Print all of the data exactly as written.

─── EXERCISE INPUTS ───

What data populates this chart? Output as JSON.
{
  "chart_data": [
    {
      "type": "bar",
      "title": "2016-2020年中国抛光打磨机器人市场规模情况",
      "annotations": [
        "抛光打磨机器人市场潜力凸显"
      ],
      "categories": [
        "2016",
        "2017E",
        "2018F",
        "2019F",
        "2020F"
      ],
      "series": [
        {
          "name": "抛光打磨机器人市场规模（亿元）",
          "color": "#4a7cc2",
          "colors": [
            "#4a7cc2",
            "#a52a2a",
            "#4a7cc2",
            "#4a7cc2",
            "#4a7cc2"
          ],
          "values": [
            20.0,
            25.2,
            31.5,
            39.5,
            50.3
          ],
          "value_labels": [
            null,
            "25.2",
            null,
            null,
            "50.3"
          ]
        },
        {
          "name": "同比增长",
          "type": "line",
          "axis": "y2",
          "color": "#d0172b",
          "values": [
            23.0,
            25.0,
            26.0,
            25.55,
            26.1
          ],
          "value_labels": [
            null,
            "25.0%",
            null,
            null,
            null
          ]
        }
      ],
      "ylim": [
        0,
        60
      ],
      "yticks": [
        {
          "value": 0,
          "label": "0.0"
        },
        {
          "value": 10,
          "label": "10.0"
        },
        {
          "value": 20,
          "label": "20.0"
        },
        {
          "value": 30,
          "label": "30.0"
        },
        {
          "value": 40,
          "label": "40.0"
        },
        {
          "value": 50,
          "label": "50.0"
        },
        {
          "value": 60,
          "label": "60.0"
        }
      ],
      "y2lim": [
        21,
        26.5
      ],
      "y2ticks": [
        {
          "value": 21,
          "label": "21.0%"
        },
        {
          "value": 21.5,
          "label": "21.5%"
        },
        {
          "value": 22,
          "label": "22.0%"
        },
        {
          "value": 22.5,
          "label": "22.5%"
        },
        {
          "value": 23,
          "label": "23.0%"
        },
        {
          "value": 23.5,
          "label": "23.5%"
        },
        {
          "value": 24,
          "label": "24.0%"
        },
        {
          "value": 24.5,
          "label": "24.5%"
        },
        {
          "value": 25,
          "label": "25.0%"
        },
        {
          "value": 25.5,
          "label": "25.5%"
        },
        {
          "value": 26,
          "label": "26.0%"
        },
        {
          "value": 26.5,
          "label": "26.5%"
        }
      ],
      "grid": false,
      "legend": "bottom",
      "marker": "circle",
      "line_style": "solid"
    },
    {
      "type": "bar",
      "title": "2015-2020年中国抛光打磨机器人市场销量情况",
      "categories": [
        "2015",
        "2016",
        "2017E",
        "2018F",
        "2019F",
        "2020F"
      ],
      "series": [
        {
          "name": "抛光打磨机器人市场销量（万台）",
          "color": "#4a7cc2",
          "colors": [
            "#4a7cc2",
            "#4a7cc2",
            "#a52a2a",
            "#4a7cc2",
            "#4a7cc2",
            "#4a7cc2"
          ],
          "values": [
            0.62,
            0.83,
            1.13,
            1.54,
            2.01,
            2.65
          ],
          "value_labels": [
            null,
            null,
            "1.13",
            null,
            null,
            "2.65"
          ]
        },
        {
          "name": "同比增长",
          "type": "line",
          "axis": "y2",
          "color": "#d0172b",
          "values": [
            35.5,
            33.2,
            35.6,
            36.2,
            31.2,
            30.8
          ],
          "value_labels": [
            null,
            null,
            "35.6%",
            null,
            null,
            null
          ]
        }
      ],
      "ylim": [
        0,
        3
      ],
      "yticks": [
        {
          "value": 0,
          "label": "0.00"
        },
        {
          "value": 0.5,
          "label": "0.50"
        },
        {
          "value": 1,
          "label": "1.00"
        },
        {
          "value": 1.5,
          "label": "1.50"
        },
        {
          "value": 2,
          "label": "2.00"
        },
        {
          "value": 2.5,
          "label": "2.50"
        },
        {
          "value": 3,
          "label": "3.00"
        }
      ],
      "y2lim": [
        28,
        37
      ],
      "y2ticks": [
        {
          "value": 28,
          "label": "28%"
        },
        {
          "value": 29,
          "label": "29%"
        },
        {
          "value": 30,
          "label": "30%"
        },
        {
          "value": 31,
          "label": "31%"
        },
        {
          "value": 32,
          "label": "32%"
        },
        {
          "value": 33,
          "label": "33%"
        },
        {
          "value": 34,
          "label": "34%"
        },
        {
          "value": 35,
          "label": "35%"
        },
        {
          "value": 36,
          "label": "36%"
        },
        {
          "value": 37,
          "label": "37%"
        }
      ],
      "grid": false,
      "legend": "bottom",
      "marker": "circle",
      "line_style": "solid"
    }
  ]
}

───

- **RESULT BELOW**:
What data populates this chart? Output as JSON.
{
  "chart_data": [
    {
      "type": "bar",
      "title": "2016-2020年中国抛光打磨机器人市场规模情况",
      "annotations": [
        "抛光打磨机器人市场潜力凸显"
      ],
      "categories": [
        "2016",
        "2017E",
        "2018F",
        "2019F",
        "2020F"
      ],
      "series": [
        {
          "name": "抛光打磨机器人市场规模（亿元）",
          "color": "#4a7cc2",
          "colors": [
            "#4a7cc2",
            "#a52a2a",
            "#4a7cc2",
            "#4a7cc2",
            "#4a7cc2"
          ],
          "values": [
            20.0,
            25.2,
            31.5,
            39.5,
            50.3
          ],
          "value_labels": [
            null,
            "25.2",
            null,
            null,
            "50.3"
          ]
        },
        {
          "name": "同比增长",
          "type": "line",
          "axis": "y2",
          "color": "#d0172b",
          "values": [
            23.0,
            25.0,
            26.0,
            25.55,
            26.1
          ],
          "value_labels": [
            null,
            "25.0%",
            null,
            null,
            null
          ]
        }
      ],
      "ylim": [
        0,
        60
      ],
      "yticks": [
        {
          "value": 0,
          "label": "0.0"
        },
        {
          "value": 10,
          "label": "10.0"
        },
        {
          "value": 20,
          "label": "20.0"
        },
        {
          "value": 30,
          "label": "30.0"
        },
        {
          "value": 40,
          "label": "40.0"
        },
        {
          "value": 50,
          "label": "50.0"
        },
        {
          "value": 60,
          "label": "60.0"
        }
      ],
      "y2lim": [
        21,
        26.5
      ],
      "y2ticks": [
        {
          "value": 21,
          "label": "21.0%"
        },
        {
          "value": 21.5,
          "label": "21.5%"
        },
        {
          "value": 22,
          "label": "22.0%"
        },
        {
          "value": 22.5,
          "label": "22.5%"
        },
        {
          "value": 23,
          "label": "23.0%"
        },
        {
          "value": 23.5,
          "label": "23.5%"
        },
        {
          "value": 24,
          "label": "24.0%"
        },
        {
          "value": 24.5,
          "label": "24.5%"
        },
        {
          "value": 25,
          "label": "25.0%"
        },
        {
          "value": 25.5,
          "label": "25.5%"
        },
        {
          "value": 26,
          "label": "26.0%"
        },
        {
          "value": 26.5,
          "label": "26.5%"
        }
      ],
      "grid": false,
      "legend": "bottom",
      "marker": "circle",
      "line_style": "solid"
    },
    {
      "type": "bar",
      "title": "2015-2020年中国抛光打磨机器人市场销量情况",
      "categories": [
        "2015",
        "2016",
        "2017E",
        "2018F",
        "2019F",
        "2020F"
      ],
      "series": [
        {
          "name": "抛光打磨机器人市场销量（万台）",
          "color": "#4a7cc2",
          "colors": [
            "#4a7cc2",
            "#4a7cc2",
            "#a52a2a",
            "#4a7cc2",
            "#4a7cc2",
            "#4a7cc2"
          ],
          "values": [
            0.62,
            0.83,
            1.13,
            1.54,
            2.01,
            2.65
          ],
          "value_labels": [
            null,
            null,
            "1.13",
            null,
            null,
            "2.65"
          ]
        },
        {
          "name": "同比增长",
          "type": "line",
          "axis": "y2",
          "color": "#d0172b",
          "values": [
            35.5,
            33.2,
            35.6,
            36.2,
            31.2,
            30.8
          ],
          "value_labels": [
            null,
            null,
            "35.6%",
            null,
            null,
            null
          ]
        }
      ],
      "ylim": [
        0,
        3
      ],
      "yticks": [
        {
          "value": 0,
          "label": "0.00"
        },
        {
          "value": 0.5,
          "label": "0.50"
        },
        {
          "value": 1,
          "label": "1.00"
        },
        {
          "value": 1.5,
          "label": "1.50"
        },
        {
          "value": 2,
          "label": "2.00"
        },
        {
          "value": 2.5,
          "label": "2.50"
        },
        {
          "value": 3,
          "label": "3.00"
        }
      ],
      "y2lim": [
        28,
        37
      ],
      "y2ticks": [
        {
          "value": 28,
          "label": "28%"
        },
        {
          "value": 29,
          "label": "29%"
        },
        {
          "value": 30,
          "label": "30%"
        },
        {
          "value": 31,
          "label": "31%"
        },
        {
          "value": 32,
          "label": "32%"
        },
        {
          "value": 33,
          "label": "33%"
        },
        {
          "value": 34,
          "label": "34%"
        },
        {
          "value": 35,
          "label": "35%"
        },
        {
          "value": 36,
          "label": "36%"
        },
        {
          "value": 37,
          "label": "37%"
        }
      ],
      "grid": false,
      "legend": "bottom",
      "marker": "circle",
      "line_style": "solid"
    }
  ]
}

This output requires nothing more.